§ Stored rows
* * *

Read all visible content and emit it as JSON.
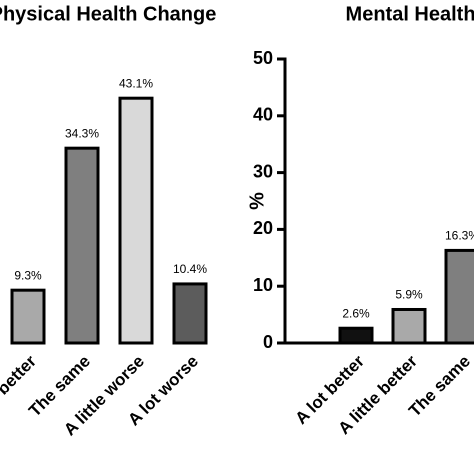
{
  "chart_data": [
    {
      "type": "bar",
      "title": "Physical Health Change",
      "categories": [
        "A little better",
        "The same",
        "A little worse",
        "A lot worse"
      ],
      "values": [
        9.3,
        34.3,
        43.1,
        10.4
      ],
      "value_labels": [
        "9.3%",
        "34.3%",
        "43.1%",
        "10.4%"
      ],
      "colors": [
        "#a9a9a9",
        "#7f7f7f",
        "#d9d9d9",
        "#5c5c5c"
      ],
      "ylim": [
        0,
        50
      ]
    },
    {
      "type": "bar",
      "title": "Mental Health Change",
      "ylabel": "%",
      "categories": [
        "A lot better",
        "A little better",
        "The same"
      ],
      "values": [
        2.6,
        5.9,
        16.3
      ],
      "value_labels": [
        "2.6%",
        "5.9%",
        "16.3%"
      ],
      "colors": [
        "#111111",
        "#a9a9a9",
        "#7f7f7f"
      ],
      "ylim": [
        0,
        50
      ],
      "yticks": [
        0,
        10,
        20,
        30,
        40,
        50
      ]
    }
  ]
}
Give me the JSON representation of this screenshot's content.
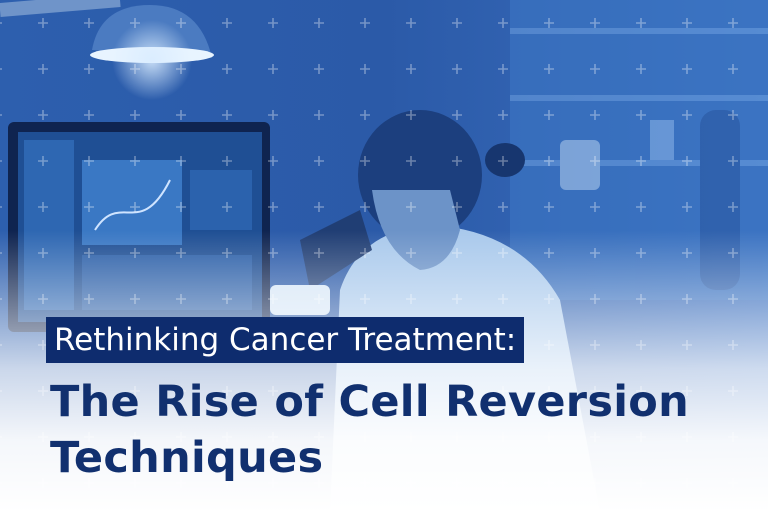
{
  "headline": {
    "highlight": "Rethinking Cancer Treatment:",
    "title_lines": [
      "The Rise of Cell Reversion",
      "Techniques"
    ]
  }
}
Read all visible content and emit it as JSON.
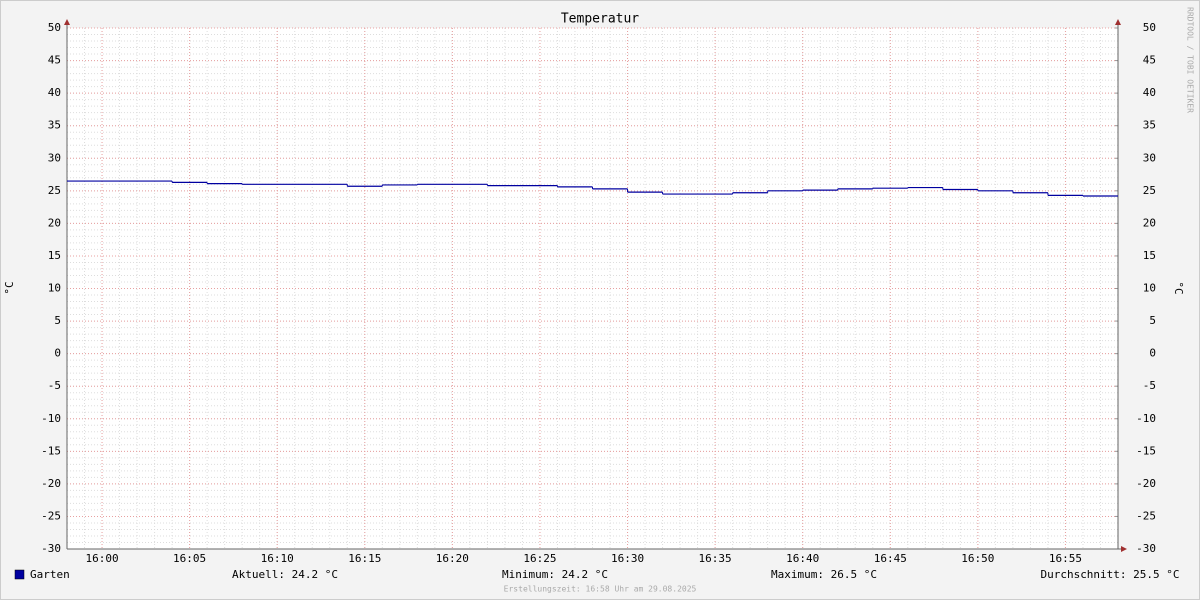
{
  "chart_data": {
    "type": "line",
    "step": "post",
    "title": "Temperatur",
    "y_label": "°C",
    "y2_label": "°C",
    "x": [
      "15:58",
      "16:04",
      "16:06",
      "16:08",
      "16:14",
      "16:16",
      "16:18",
      "16:22",
      "16:26",
      "16:28",
      "16:30",
      "16:32",
      "16:36",
      "16:38",
      "16:40",
      "16:42",
      "16:44",
      "16:46",
      "16:48",
      "16:50",
      "16:52",
      "16:54",
      "16:56"
    ],
    "series": [
      {
        "name": "Garten",
        "color": "#0000a0",
        "values": [
          26.5,
          26.3,
          26.1,
          26.0,
          25.7,
          25.9,
          26.0,
          25.8,
          25.6,
          25.3,
          24.8,
          24.5,
          24.7,
          25.0,
          25.1,
          25.3,
          25.4,
          25.5,
          25.2,
          25.0,
          24.7,
          24.3,
          24.2
        ]
      }
    ],
    "xlim": [
      "15:58",
      "16:58"
    ],
    "xticks": [
      "16:00",
      "16:05",
      "16:10",
      "16:15",
      "16:20",
      "16:25",
      "16:30",
      "16:35",
      "16:40",
      "16:45",
      "16:50",
      "16:55"
    ],
    "ylim": [
      -30,
      50
    ],
    "yticks": [
      -30,
      -25,
      -20,
      -15,
      -10,
      -5,
      0,
      5,
      10,
      15,
      20,
      25,
      30,
      35,
      40,
      45,
      50
    ],
    "y2lim": [
      -30,
      50
    ],
    "y2ticks": [
      -30,
      -25,
      -20,
      -15,
      -10,
      -5,
      0,
      5,
      10,
      15,
      20,
      25,
      30,
      35,
      40,
      45,
      50
    ],
    "grid": true,
    "minor_grid": true,
    "stats": [
      "Aktuell: 24.2 °C",
      "Minimum: 24.2 °C",
      "Maximum: 26.5 °C",
      "Durchschnitt: 25.5 °C"
    ],
    "footer": "Erstellungszeit: 16:58 Uhr am 29.08.2025",
    "watermark": "RRDTOOL / TOBI OETIKER"
  }
}
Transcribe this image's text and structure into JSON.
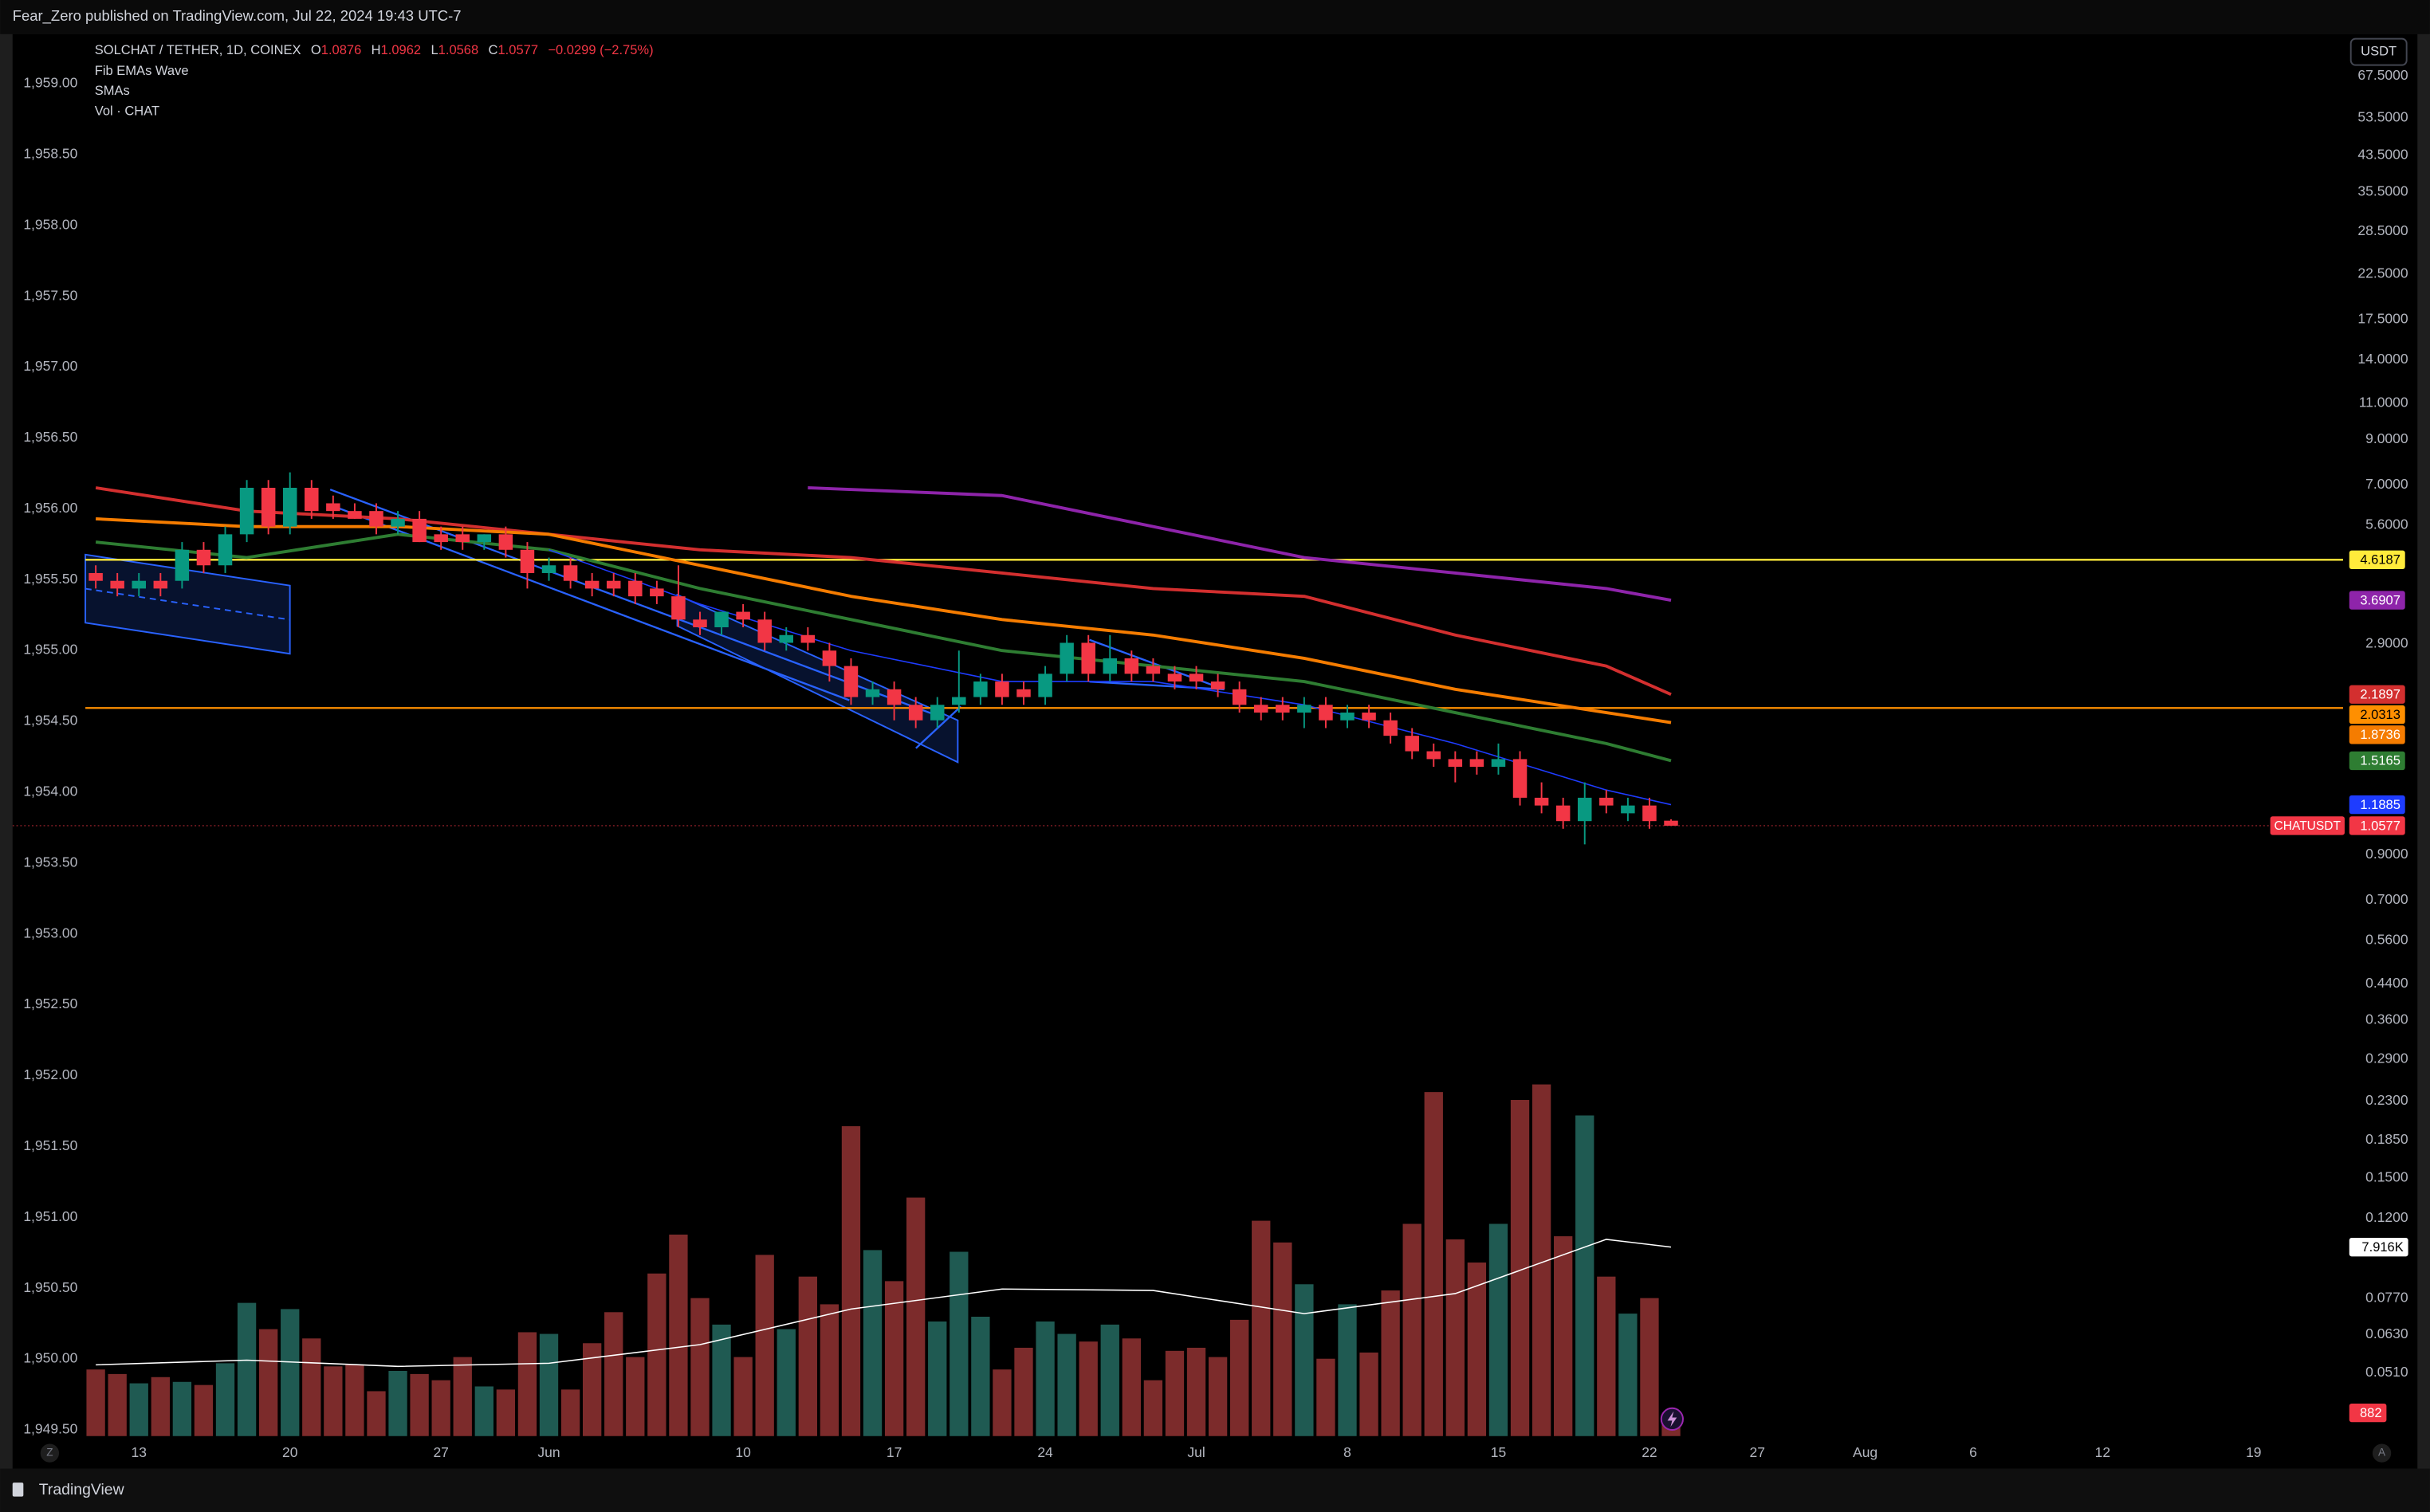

* * *

§ Written exercise
Copy out the whole listing exactly, and don't carry over any pictures.

§ Result of the exercise
Read all visible content and emit it as JSON.
{
  "chart_data": [
    {
      "type": "bar",
      "title": "Physical Health Change",
      "categories": [
        "A little better",
        "The same",
        "A little worse",
        "A lot worse"
      ],
      "values": [
        9.3,
        34.3,
        43.1,
        10.4
      ],
      "value_labels": [
        "9.3%",
        "34.3%",
        "43.1%",
        "10.4%"
      ],
      "colors": [
        "#a9a9a9",
        "#7f7f7f",
        "#d9d9d9",
        "#5c5c5c"
      ],
      "ylim": [
        0,
        50
      ]
    },
    {
      "type": "bar",
      "title": "Mental Health Change",
      "ylabel": "%",
      "categories": [
        "A lot better",
        "A little better",
        "The same"
      ],
      "values": [
        2.6,
        5.9,
        16.3
      ],
      "value_labels": [
        "2.6%",
        "5.9%",
        "16.3%"
      ],
      "colors": [
        "#111111",
        "#a9a9a9",
        "#7f7f7f"
      ],
      "ylim": [
        0,
        50
      ],
      "yticks": [
        0,
        10,
        20,
        30,
        40,
        50
      ]
    }
  ]
}
Give me the JSON representation of this screenshot's content.
{
  "headline": {
    "highlight": "Rethinking Cancer Treatment:",
    "title_lines": [
      "The Rise of Cell Reversion",
      "Techniques"
    ]
  }
}
Read all visible content and emit it as JSON.
{
  "chart_data": {
    "type": "line",
    "step": "post",
    "title": "Temperatur",
    "y_label": "°C",
    "y2_label": "°C",
    "x": [
      "15:58",
      "16:04",
      "16:06",
      "16:08",
      "16:14",
      "16:16",
      "16:18",
      "16:22",
      "16:26",
      "16:28",
      "16:30",
      "16:32",
      "16:36",
      "16:38",
      "16:40",
      "16:42",
      "16:44",
      "16:46",
      "16:48",
      "16:50",
      "16:52",
      "16:54",
      "16:56"
    ],
    "series": [
      {
        "name": "Garten",
        "color": "#0000a0",
        "values": [
          26.5,
          26.3,
          26.1,
          26.0,
          25.7,
          25.9,
          26.0,
          25.8,
          25.6,
          25.3,
          24.8,
          24.5,
          24.7,
          25.0,
          25.1,
          25.3,
          25.4,
          25.5,
          25.2,
          25.0,
          24.7,
          24.3,
          24.2
        ]
      }
    ],
    "xlim": [
      "15:58",
      "16:58"
    ],
    "xticks": [
      "16:00",
      "16:05",
      "16:10",
      "16:15",
      "16:20",
      "16:25",
      "16:30",
      "16:35",
      "16:40",
      "16:45",
      "16:50",
      "16:55"
    ],
    "ylim": [
      -30,
      50
    ],
    "yticks": [
      -30,
      -25,
      -20,
      -15,
      -10,
      -5,
      0,
      5,
      10,
      15,
      20,
      25,
      30,
      35,
      40,
      45,
      50
    ],
    "y2lim": [
      -30,
      50
    ],
    "y2ticks": [
      -30,
      -25,
      -20,
      -15,
      -10,
      -5,
      0,
      5,
      10,
      15,
      20,
      25,
      30,
      35,
      40,
      45,
      50
    ],
    "grid": true,
    "minor_grid": true,
    "stats": [
      "Aktuell: 24.2 °C",
      "Minimum: 24.2 °C",
      "Maximum: 26.5 °C",
      "Durchschnitt: 25.5 °C"
    ],
    "footer": "Erstellungszeit: 16:58 Uhr am 29.08.2025",
    "watermark": "RRDTOOL / TOBI OETIKER"
  }
}
Transcribe this image's text and structure into JSON.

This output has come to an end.